Written instruction:
All material below is to be reproduced exactly.

(Saved entries)
--------------------------------

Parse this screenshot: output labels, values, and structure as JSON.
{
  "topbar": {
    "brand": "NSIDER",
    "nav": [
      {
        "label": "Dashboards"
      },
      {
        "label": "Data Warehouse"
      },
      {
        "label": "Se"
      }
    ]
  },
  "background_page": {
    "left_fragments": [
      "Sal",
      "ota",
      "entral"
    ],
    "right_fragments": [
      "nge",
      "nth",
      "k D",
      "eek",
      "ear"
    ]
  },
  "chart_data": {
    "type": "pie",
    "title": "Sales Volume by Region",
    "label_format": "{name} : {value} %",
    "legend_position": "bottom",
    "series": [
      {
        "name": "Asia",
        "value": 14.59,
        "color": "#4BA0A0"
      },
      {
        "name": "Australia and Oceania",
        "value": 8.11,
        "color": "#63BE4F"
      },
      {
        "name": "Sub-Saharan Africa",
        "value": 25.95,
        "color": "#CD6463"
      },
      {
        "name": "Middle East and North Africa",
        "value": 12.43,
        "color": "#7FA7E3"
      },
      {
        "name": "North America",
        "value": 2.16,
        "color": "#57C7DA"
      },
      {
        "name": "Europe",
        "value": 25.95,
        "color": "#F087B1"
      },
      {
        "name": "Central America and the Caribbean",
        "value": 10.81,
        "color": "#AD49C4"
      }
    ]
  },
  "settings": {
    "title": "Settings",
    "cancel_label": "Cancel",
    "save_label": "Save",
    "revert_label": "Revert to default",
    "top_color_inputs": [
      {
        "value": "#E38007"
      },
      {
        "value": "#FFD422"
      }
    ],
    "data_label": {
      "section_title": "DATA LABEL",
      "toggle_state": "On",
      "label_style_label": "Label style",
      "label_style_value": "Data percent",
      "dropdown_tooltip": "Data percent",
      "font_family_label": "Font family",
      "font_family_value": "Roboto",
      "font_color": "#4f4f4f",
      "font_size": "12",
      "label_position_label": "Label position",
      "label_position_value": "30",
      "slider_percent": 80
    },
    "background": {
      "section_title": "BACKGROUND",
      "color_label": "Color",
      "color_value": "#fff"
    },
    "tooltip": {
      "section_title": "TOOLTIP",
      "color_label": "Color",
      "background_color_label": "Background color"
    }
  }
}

--------------------------------

Written answer:
Parse this screenshot: output labels, values, and structure as JSON.
{
  "topbar": {
    "brand": "NSIDER",
    "nav": [
      {
        "label": "Dashboards"
      },
      {
        "label": "Data Warehouse"
      },
      {
        "label": "Se"
      }
    ]
  },
  "background_page": {
    "left_fragments": [
      "Sal",
      "ota",
      "entral"
    ],
    "right_fragments": [
      "nge",
      "nth",
      "k D",
      "eek",
      "ear"
    ]
  },
  "chart_data": {
    "type": "pie",
    "title": "Sales Volume by Region",
    "label_format": "{name} : {value} %",
    "legend_position": "bottom",
    "series": [
      {
        "name": "Asia",
        "value": 14.59,
        "color": "#4BA0A0"
      },
      {
        "name": "Australia and Oceania",
        "value": 8.11,
        "color": "#63BE4F"
      },
      {
        "name": "Sub-Saharan Africa",
        "value": 25.95,
        "color": "#CD6463"
      },
      {
        "name": "Middle East and North Africa",
        "value": 12.43,
        "color": "#7FA7E3"
      },
      {
        "name": "North America",
        "value": 2.16,
        "color": "#57C7DA"
      },
      {
        "name": "Europe",
        "value": 25.95,
        "color": "#F087B1"
      },
      {
        "name": "Central America and the Caribbean",
        "value": 10.81,
        "color": "#AD49C4"
      }
    ]
  },
  "settings": {
    "title": "Settings",
    "cancel_label": "Cancel",
    "save_label": "Save",
    "revert_label": "Revert to default",
    "top_color_inputs": [
      {
        "value": "#E38007"
      },
      {
        "value": "#FFD422"
      }
    ],
    "data_label": {
      "section_title": "DATA LABEL",
      "toggle_state": "On",
      "label_style_label": "Label style",
      "label_style_value": "Data percent",
      "dropdown_tooltip": "Data percent",
      "font_family_label": "Font family",
      "font_family_value": "Roboto",
      "font_color": "#4f4f4f",
      "font_size": "12",
      "label_position_label": "Label position",
      "label_position_value": "30",
      "slider_percent": 80
    },
    "background": {
      "section_title": "BACKGROUND",
      "color_label": "Color",
      "color_value": "#fff"
    },
    "tooltip": {
      "section_title": "TOOLTIP",
      "color_label": "Color",
      "background_color_label": "Background color"
    }
  }
}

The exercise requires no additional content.